# Input material
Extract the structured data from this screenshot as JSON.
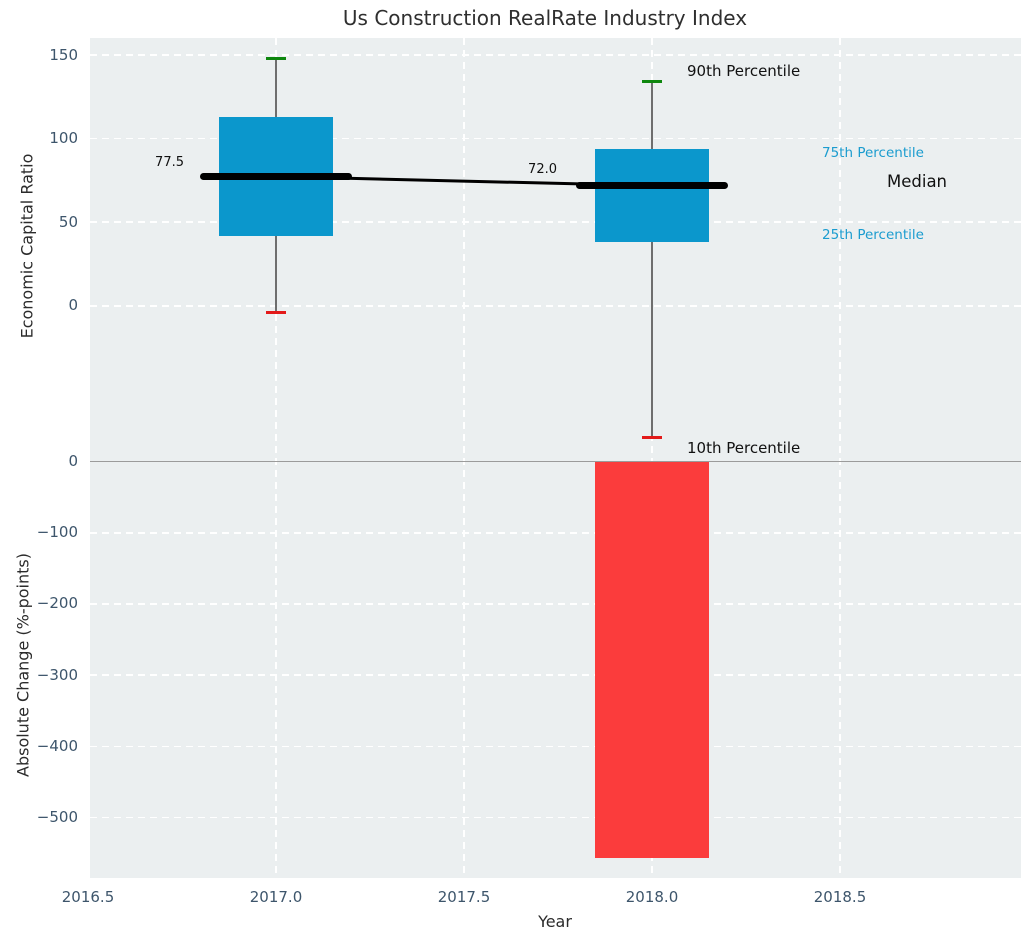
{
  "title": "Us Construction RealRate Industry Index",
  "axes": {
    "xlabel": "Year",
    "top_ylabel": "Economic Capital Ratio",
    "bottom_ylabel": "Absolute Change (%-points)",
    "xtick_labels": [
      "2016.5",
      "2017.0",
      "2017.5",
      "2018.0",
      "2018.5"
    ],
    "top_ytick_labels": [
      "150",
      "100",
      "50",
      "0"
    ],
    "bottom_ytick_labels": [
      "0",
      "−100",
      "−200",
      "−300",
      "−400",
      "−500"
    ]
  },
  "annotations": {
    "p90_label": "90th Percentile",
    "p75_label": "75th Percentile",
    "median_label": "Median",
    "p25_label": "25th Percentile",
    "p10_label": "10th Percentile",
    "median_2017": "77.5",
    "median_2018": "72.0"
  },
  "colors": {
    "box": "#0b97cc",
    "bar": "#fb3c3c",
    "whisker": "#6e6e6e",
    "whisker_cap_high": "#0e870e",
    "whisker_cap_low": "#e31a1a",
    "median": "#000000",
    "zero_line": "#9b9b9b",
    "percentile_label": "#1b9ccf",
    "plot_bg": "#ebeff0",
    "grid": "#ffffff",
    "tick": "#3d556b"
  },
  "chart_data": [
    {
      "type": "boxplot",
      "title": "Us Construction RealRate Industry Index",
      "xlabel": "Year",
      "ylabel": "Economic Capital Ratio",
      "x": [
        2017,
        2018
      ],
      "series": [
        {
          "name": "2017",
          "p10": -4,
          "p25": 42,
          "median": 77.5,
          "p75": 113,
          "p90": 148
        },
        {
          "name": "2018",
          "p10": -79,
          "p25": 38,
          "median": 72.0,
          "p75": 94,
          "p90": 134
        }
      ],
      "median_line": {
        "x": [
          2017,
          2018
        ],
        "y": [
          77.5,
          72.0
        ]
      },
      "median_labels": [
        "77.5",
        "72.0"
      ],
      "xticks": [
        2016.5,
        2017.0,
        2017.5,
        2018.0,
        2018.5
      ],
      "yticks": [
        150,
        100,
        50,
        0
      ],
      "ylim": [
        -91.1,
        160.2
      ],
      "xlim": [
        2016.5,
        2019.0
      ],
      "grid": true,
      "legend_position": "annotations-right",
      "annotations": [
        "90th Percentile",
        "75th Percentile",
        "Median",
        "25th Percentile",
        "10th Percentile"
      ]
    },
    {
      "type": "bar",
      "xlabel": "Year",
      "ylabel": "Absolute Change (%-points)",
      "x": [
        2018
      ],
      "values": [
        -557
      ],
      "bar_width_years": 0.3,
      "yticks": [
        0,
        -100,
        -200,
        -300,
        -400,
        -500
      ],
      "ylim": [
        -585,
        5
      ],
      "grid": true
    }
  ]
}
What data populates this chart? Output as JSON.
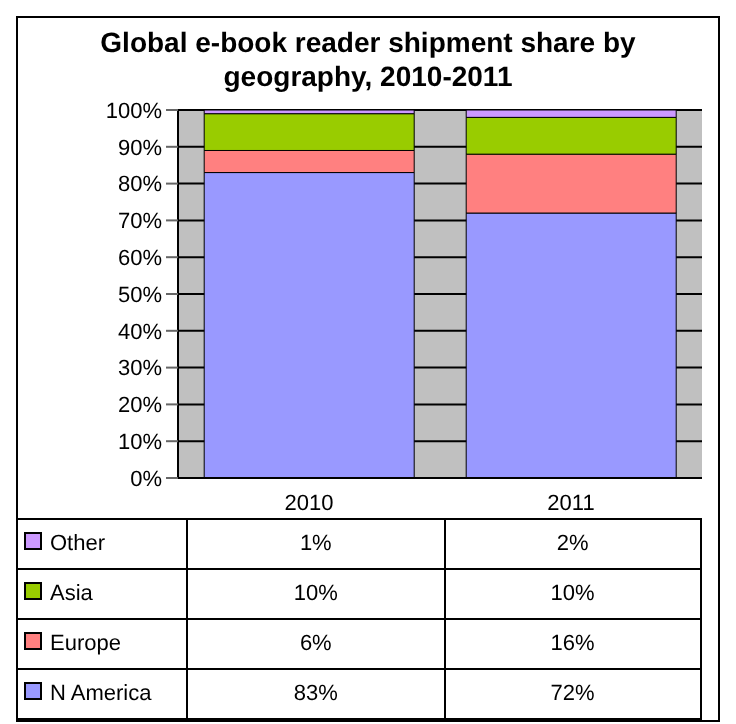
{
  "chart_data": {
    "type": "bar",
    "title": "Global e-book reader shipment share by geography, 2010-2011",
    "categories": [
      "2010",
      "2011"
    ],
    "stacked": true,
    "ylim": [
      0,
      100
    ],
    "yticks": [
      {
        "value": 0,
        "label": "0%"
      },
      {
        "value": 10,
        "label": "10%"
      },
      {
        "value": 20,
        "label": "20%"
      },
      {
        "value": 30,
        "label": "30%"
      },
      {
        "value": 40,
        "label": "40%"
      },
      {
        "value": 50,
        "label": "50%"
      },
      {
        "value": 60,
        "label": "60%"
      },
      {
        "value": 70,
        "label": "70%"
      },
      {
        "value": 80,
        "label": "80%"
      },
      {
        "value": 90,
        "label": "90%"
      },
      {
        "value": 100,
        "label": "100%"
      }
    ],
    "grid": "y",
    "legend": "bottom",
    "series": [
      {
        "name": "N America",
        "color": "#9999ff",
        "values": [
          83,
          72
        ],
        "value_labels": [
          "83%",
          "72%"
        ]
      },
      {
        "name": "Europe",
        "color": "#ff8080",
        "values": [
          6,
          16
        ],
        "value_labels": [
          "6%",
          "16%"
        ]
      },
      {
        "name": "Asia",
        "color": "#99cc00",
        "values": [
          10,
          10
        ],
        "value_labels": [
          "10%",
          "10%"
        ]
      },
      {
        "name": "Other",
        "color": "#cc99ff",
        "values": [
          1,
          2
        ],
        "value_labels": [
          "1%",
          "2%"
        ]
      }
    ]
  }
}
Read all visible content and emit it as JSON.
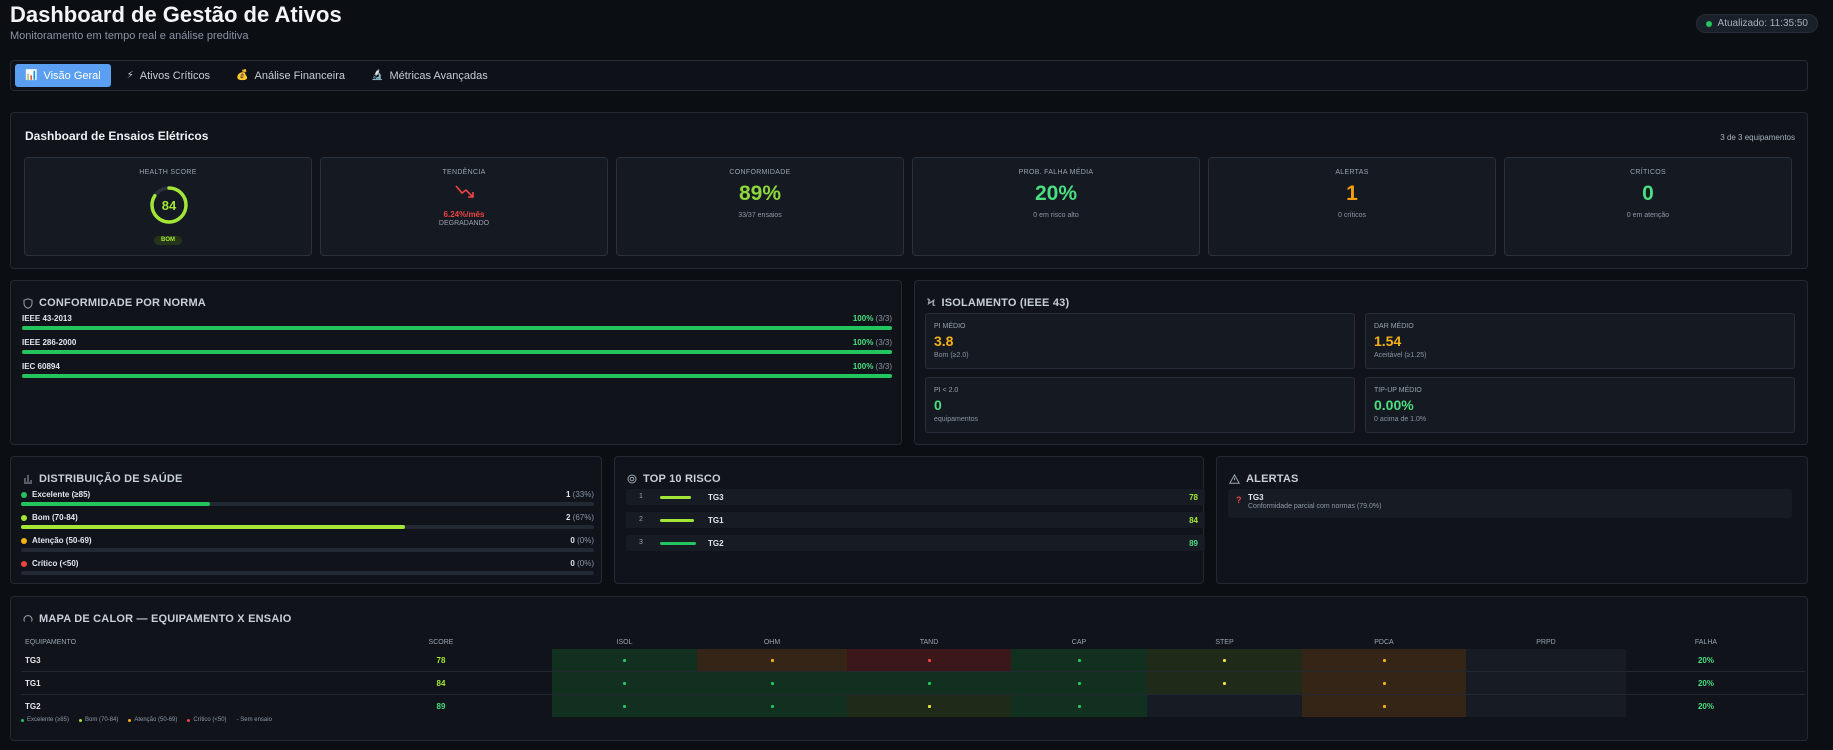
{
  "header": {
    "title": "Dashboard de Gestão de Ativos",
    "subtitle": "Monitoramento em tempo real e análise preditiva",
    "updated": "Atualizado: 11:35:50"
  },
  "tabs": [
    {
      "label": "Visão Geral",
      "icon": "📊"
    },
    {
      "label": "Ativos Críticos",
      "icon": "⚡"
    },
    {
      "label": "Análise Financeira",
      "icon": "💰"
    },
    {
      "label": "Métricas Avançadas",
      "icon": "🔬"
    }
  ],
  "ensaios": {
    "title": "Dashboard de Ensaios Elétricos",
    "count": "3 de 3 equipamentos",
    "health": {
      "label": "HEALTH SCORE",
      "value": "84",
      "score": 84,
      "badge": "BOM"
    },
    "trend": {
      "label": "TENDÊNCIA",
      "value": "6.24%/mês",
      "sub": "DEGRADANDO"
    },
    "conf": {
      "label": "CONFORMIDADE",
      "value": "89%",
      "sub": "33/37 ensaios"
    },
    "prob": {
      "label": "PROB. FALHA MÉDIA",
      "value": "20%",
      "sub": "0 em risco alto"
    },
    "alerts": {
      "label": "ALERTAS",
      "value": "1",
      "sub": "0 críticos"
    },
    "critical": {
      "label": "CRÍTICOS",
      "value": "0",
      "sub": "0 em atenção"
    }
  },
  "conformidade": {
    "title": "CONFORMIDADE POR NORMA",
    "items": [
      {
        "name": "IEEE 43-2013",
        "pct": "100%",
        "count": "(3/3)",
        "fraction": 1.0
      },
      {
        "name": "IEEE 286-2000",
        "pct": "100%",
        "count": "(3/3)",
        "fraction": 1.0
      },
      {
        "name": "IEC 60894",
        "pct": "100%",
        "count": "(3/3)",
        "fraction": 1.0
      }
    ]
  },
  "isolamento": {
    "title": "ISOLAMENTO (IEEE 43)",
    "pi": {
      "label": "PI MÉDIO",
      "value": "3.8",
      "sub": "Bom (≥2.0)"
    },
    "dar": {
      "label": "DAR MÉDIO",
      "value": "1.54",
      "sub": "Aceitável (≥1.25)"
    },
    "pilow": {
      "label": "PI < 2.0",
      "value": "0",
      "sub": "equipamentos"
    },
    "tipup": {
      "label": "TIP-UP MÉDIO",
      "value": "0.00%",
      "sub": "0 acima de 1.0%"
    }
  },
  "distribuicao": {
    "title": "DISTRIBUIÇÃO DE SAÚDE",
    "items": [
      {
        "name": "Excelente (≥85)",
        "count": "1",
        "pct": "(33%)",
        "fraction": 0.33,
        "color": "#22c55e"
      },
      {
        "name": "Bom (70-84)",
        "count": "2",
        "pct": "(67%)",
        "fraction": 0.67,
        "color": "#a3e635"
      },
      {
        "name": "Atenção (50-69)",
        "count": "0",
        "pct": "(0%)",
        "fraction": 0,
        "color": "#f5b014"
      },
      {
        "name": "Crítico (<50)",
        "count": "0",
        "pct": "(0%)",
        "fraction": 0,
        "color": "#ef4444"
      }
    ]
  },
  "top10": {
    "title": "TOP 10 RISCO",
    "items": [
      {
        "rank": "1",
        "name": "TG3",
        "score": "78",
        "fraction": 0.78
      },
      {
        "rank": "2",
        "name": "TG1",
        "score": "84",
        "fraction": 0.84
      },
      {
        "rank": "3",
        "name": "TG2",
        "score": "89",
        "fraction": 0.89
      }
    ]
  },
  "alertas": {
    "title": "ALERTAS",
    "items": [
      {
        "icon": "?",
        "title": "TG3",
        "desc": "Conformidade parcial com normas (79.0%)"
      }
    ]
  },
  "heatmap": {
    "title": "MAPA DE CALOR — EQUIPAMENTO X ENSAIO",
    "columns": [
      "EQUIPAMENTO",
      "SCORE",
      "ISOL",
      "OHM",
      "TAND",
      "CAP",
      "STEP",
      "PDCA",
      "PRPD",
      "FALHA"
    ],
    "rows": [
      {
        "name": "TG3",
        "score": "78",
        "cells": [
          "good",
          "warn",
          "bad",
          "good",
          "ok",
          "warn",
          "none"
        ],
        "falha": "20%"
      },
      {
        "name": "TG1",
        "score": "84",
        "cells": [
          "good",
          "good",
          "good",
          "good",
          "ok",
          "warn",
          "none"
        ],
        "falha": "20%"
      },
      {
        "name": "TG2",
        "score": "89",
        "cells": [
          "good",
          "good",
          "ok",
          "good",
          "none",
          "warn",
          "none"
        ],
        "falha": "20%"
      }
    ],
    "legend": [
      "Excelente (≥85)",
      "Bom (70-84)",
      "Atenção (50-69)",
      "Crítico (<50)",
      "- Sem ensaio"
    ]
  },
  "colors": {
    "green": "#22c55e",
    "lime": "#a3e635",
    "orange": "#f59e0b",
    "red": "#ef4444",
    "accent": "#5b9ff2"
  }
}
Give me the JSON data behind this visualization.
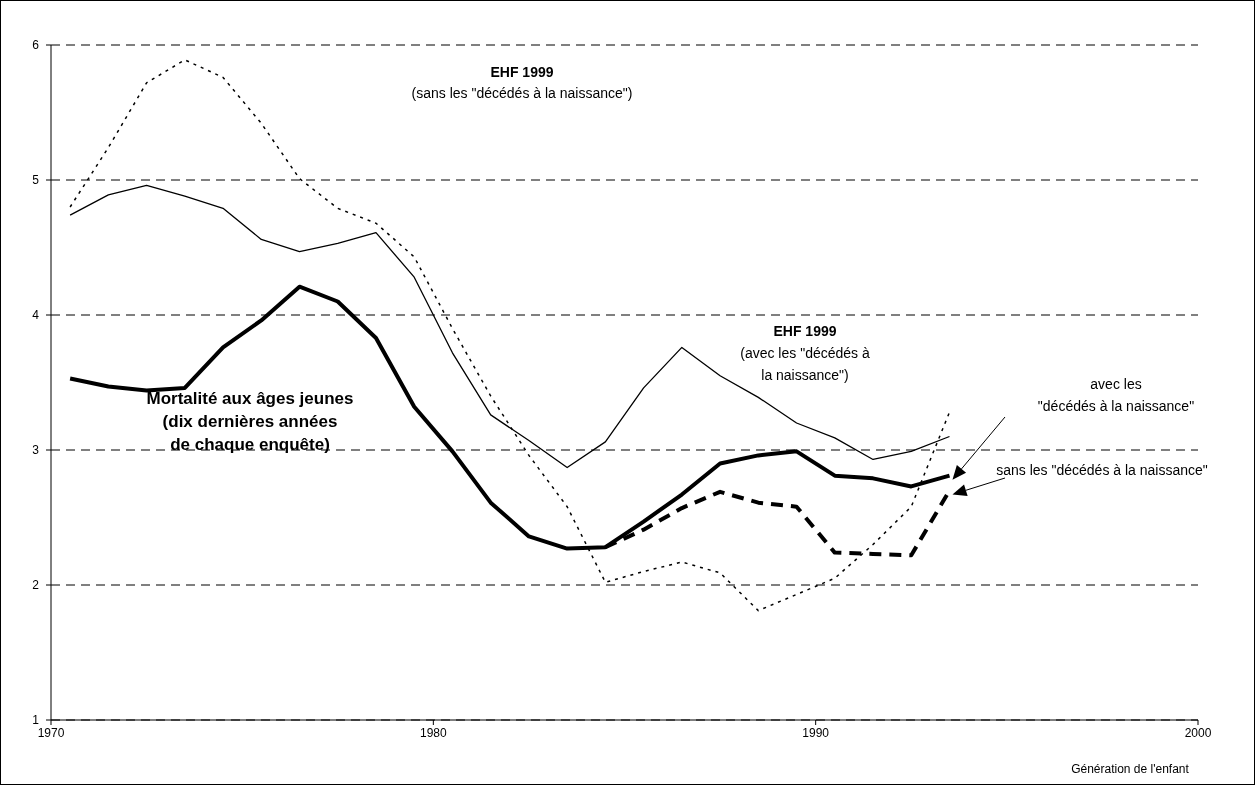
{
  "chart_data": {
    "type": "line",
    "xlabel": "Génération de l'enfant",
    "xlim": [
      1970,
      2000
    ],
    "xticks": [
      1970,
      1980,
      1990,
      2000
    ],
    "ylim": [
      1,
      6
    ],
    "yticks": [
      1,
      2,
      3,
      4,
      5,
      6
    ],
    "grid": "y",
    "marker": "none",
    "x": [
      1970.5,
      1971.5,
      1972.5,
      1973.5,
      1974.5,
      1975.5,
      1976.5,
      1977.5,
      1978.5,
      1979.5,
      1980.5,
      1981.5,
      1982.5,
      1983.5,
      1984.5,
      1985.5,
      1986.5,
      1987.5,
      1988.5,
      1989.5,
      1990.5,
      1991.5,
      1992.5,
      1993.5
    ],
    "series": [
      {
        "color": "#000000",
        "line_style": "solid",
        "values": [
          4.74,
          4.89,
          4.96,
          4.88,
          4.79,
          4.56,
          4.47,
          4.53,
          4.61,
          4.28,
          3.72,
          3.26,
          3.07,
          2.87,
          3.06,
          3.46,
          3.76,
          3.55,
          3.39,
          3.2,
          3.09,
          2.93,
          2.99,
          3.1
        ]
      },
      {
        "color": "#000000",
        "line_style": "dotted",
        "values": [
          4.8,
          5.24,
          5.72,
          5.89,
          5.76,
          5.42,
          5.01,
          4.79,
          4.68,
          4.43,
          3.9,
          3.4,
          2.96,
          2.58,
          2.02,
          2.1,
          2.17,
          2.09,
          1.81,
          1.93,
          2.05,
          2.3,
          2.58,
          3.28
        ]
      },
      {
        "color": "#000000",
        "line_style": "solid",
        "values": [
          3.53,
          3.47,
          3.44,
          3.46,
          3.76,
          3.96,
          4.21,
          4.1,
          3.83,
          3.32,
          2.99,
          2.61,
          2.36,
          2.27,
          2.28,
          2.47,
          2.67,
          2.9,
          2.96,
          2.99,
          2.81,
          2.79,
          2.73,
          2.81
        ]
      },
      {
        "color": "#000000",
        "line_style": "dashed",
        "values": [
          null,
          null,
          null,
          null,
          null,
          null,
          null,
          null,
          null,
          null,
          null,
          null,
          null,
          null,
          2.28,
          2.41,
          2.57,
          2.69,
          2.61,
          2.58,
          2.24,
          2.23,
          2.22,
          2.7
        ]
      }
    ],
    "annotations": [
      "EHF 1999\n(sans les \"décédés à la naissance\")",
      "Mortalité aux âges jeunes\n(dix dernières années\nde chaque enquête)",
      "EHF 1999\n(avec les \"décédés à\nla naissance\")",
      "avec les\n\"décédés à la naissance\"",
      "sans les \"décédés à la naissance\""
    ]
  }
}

# What to produce
What is the number of lines in this material that hold the string "sans"? Answer with that number only.

# Problem solution
2